Below is a block of records; repeat each one exactly.
:: Data shown
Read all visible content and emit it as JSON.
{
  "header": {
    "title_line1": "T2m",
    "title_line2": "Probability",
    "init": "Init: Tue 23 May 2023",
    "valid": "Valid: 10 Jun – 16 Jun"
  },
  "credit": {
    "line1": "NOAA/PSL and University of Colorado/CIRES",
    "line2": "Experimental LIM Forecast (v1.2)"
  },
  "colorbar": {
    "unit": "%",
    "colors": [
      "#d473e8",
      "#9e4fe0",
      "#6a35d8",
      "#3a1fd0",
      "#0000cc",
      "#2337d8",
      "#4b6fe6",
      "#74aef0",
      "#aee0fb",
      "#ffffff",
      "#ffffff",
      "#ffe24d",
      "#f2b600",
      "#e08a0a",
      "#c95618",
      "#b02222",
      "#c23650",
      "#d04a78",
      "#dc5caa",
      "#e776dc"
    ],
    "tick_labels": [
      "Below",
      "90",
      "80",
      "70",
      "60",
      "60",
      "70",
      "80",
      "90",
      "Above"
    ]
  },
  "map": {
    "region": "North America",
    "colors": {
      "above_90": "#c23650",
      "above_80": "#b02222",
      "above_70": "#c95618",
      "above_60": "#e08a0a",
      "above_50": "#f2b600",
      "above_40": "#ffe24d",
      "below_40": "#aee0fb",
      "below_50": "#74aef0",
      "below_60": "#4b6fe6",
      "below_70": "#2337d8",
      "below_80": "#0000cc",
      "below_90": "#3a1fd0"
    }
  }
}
::::
§ Output for this task
Read all visible content and emit it as JSON.
{
  "header": {
    "title_line1": "T2m",
    "title_line2": "Probability",
    "init": "Init: Tue 23 May 2023",
    "valid": "Valid: 10 Jun – 16 Jun"
  },
  "credit": {
    "line1": "NOAA/PSL and University of Colorado/CIRES",
    "line2": "Experimental LIM Forecast (v1.2)"
  },
  "colorbar": {
    "unit": "%",
    "colors": [
      "#d473e8",
      "#9e4fe0",
      "#6a35d8",
      "#3a1fd0",
      "#0000cc",
      "#2337d8",
      "#4b6fe6",
      "#74aef0",
      "#aee0fb",
      "#ffffff",
      "#ffffff",
      "#ffe24d",
      "#f2b600",
      "#e08a0a",
      "#c95618",
      "#b02222",
      "#c23650",
      "#d04a78",
      "#dc5caa",
      "#e776dc"
    ],
    "tick_labels": [
      "Below",
      "90",
      "80",
      "70",
      "60",
      "60",
      "70",
      "80",
      "90",
      "Above"
    ]
  },
  "map": {
    "region": "North America",
    "colors": {
      "above_90": "#c23650",
      "above_80": "#b02222",
      "above_70": "#c95618",
      "above_60": "#e08a0a",
      "above_50": "#f2b600",
      "above_40": "#ffe24d",
      "below_40": "#aee0fb",
      "below_50": "#74aef0",
      "below_60": "#4b6fe6",
      "below_70": "#2337d8",
      "below_80": "#0000cc",
      "below_90": "#3a1fd0"
    }
  }
}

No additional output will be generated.